# OBJECTIVE:
List every line below containing "Vettä".
··· DATA FOR THE TASK ···
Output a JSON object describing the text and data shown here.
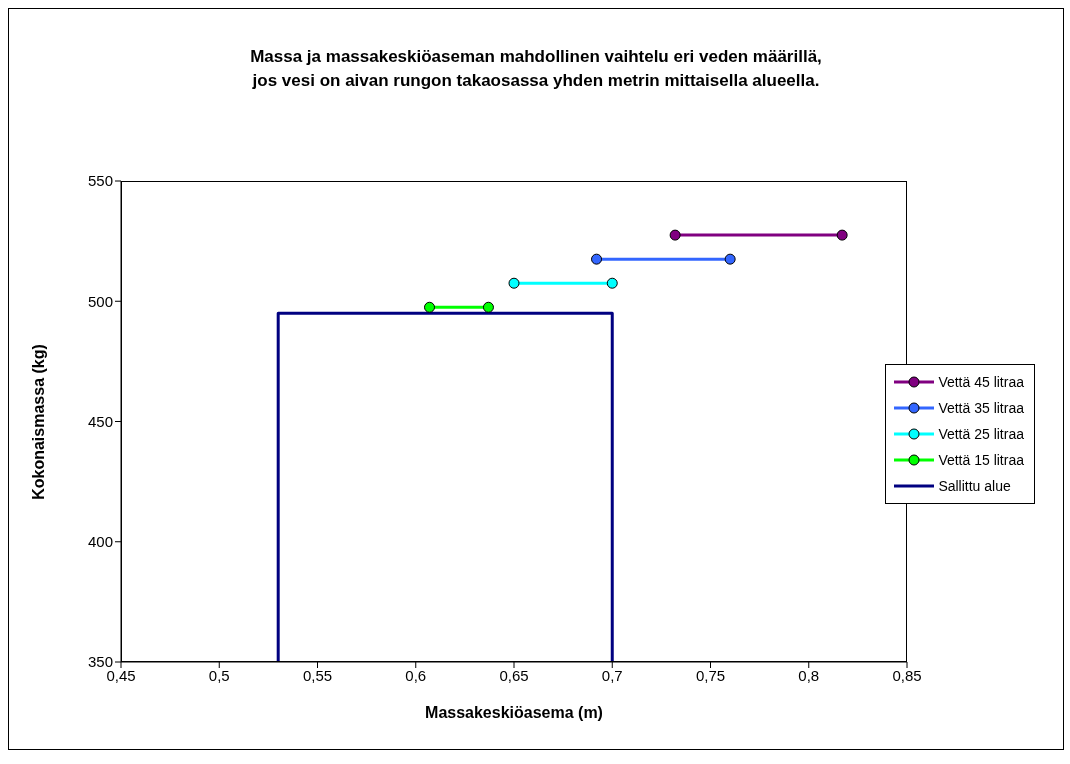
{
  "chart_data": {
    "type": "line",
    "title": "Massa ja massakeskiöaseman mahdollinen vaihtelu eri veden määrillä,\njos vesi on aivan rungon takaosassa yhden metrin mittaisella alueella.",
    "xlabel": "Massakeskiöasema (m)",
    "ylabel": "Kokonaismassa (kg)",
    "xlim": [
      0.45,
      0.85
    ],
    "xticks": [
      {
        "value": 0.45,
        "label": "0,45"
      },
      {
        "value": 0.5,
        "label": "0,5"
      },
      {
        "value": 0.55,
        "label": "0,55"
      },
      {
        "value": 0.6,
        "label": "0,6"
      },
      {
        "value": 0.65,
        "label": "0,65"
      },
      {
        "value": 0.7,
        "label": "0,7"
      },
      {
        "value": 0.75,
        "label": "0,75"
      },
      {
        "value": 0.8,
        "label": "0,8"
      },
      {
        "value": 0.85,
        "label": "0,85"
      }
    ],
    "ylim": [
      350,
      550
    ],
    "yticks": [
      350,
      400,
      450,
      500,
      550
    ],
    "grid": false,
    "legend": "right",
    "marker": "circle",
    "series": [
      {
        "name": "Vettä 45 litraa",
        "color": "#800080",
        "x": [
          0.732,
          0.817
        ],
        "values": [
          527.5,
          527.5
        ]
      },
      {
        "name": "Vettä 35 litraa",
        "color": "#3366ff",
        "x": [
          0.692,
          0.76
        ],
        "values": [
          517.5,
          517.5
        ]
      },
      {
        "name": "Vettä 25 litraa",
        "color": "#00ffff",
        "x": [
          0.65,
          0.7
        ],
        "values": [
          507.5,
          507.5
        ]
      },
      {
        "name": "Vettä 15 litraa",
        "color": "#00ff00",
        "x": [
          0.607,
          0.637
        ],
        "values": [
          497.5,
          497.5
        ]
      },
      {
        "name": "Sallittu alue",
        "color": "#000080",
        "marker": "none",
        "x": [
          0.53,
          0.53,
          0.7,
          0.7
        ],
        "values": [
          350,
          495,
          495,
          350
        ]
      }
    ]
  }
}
···
··· DATA FOR THE TASK ···
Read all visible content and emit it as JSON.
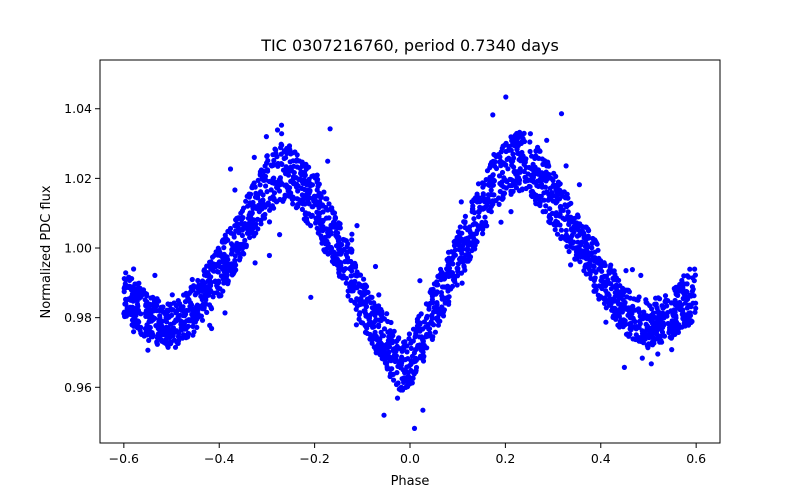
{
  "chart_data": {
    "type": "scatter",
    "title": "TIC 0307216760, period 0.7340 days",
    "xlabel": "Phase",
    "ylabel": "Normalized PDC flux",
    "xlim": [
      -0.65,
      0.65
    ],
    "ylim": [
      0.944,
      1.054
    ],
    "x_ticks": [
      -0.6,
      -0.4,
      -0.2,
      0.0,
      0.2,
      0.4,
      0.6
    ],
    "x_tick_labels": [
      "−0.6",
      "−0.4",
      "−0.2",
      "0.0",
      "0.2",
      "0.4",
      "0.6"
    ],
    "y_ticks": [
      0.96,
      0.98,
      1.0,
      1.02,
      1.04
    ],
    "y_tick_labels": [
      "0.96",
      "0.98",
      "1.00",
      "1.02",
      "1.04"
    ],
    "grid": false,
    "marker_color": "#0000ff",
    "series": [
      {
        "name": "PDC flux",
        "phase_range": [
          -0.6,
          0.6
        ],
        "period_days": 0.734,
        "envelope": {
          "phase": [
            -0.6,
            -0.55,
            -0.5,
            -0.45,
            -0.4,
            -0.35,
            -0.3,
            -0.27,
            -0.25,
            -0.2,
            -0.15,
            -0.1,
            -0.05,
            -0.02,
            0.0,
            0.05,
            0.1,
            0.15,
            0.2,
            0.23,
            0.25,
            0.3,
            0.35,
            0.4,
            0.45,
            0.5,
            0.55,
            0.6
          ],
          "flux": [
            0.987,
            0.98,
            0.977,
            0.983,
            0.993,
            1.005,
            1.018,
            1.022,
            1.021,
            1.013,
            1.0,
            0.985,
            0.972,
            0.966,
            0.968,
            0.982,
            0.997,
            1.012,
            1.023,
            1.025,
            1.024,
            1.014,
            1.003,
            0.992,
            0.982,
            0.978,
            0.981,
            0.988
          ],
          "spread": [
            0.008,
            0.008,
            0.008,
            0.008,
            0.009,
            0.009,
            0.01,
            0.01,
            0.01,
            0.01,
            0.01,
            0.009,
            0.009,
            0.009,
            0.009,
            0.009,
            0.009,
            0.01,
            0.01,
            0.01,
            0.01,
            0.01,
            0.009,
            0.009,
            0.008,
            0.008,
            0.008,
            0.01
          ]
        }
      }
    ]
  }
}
···
# ANSWER TO THIS EXERCISE:
        "name": "Vettä 45 litraa",
        "name": "Vettä 35 litraa",
        "name": "Vettä 25 litraa",
        "name": "Vettä 15 litraa",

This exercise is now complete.